→ AIM
Take every line where the string "image" appears and copy it.

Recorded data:
· · · ·
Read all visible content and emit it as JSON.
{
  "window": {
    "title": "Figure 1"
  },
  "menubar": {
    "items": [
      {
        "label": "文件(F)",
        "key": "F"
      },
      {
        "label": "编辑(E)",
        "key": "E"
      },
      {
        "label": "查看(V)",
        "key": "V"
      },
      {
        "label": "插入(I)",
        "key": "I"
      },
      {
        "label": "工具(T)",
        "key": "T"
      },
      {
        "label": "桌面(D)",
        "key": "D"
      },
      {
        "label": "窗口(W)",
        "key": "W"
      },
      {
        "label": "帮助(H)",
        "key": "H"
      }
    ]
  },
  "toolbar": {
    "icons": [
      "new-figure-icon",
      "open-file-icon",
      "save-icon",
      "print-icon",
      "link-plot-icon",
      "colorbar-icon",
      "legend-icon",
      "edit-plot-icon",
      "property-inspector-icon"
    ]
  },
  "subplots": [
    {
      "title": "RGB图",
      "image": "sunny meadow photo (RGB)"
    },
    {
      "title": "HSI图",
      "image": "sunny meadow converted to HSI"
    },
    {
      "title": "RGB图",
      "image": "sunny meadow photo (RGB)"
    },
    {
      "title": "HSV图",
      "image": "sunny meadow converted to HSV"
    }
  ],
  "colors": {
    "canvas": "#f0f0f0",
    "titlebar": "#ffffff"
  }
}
· · · ·
→ EXERCISE RESULT
      "image": "sunny meadow photo (RGB)"
      "image": "sunny meadow converted to HSI"
      "image": "sunny meadow photo (RGB)"
      "image": "sunny meadow converted to HSV"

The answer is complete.